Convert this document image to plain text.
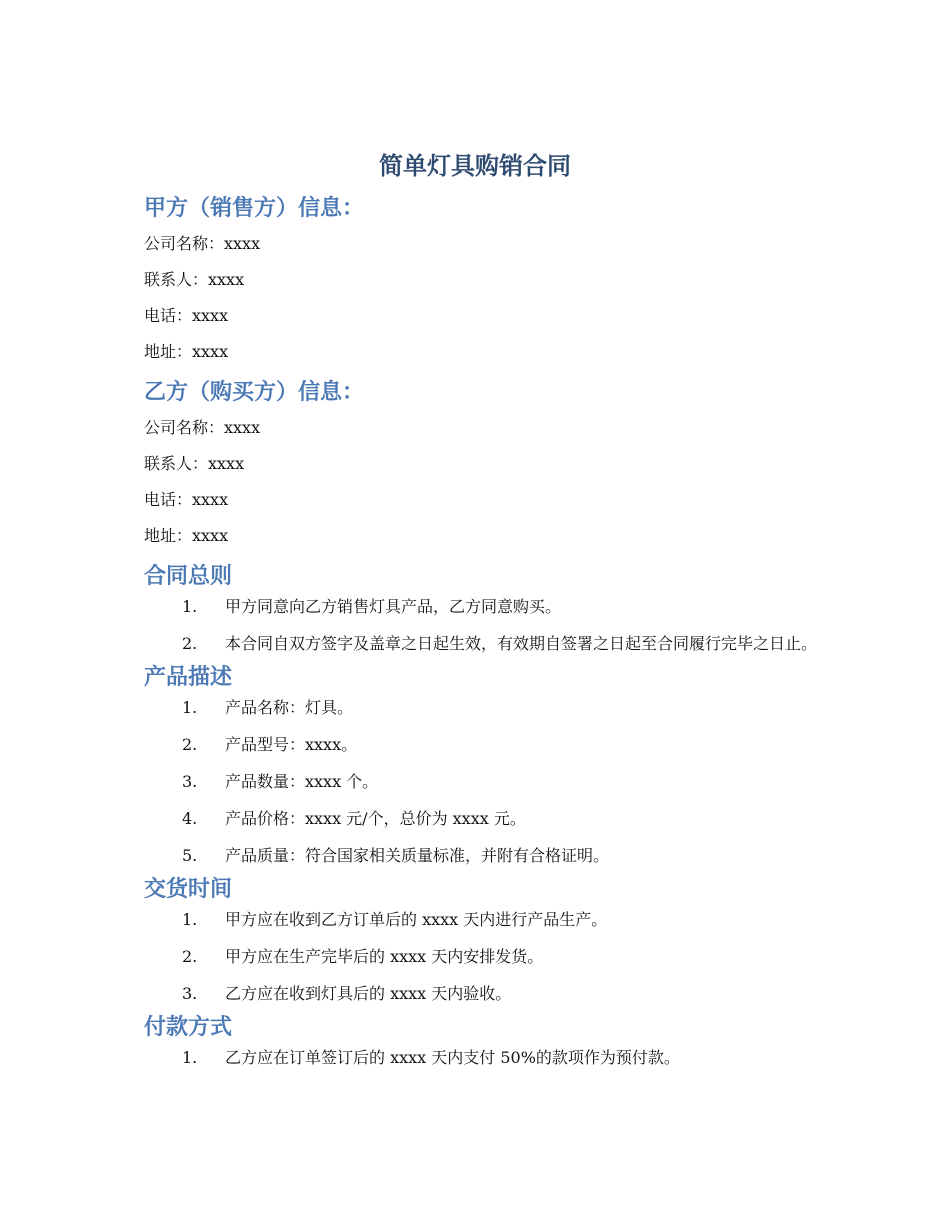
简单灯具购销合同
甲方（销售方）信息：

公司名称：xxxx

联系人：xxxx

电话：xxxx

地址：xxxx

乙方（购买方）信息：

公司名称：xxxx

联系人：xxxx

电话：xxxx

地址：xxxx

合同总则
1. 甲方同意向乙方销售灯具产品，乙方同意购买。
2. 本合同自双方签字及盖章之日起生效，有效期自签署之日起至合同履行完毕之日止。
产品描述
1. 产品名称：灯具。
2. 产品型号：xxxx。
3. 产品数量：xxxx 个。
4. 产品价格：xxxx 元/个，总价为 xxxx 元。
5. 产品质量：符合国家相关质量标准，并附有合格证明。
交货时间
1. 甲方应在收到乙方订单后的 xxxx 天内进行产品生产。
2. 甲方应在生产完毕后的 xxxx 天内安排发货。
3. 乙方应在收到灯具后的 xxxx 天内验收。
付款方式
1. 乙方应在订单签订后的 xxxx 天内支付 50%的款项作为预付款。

------------------------------------

_SET TASK:_
Print each entry shown above with exact wording and no pictures.

_RESPONSE TO THE EXERCISE:_
Convert this document image to plain text.
简单灯具购销合同
甲方（销售方）信息：

公司名称：xxxx

联系人：xxxx

电话：xxxx

地址：xxxx

乙方（购买方）信息：

公司名称：xxxx

联系人：xxxx

电话：xxxx

地址：xxxx

合同总则
1. 甲方同意向乙方销售灯具产品，乙方同意购买。
2. 本合同自双方签字及盖章之日起生效，有效期自签署之日起至合同履行完毕之日止。
产品描述
1. 产品名称：灯具。
2. 产品型号：xxxx。
3. 产品数量：xxxx 个。
4. 产品价格：xxxx 元/个，总价为 xxxx 元。
5. 产品质量：符合国家相关质量标准，并附有合格证明。
交货时间
1. 甲方应在收到乙方订单后的 xxxx 天内进行产品生产。
2. 甲方应在生产完毕后的 xxxx 天内安排发货。
3. 乙方应在收到灯具后的 xxxx 天内验收。
付款方式
1. 乙方应在订单签订后的 xxxx 天内支付 50%的款项作为预付款。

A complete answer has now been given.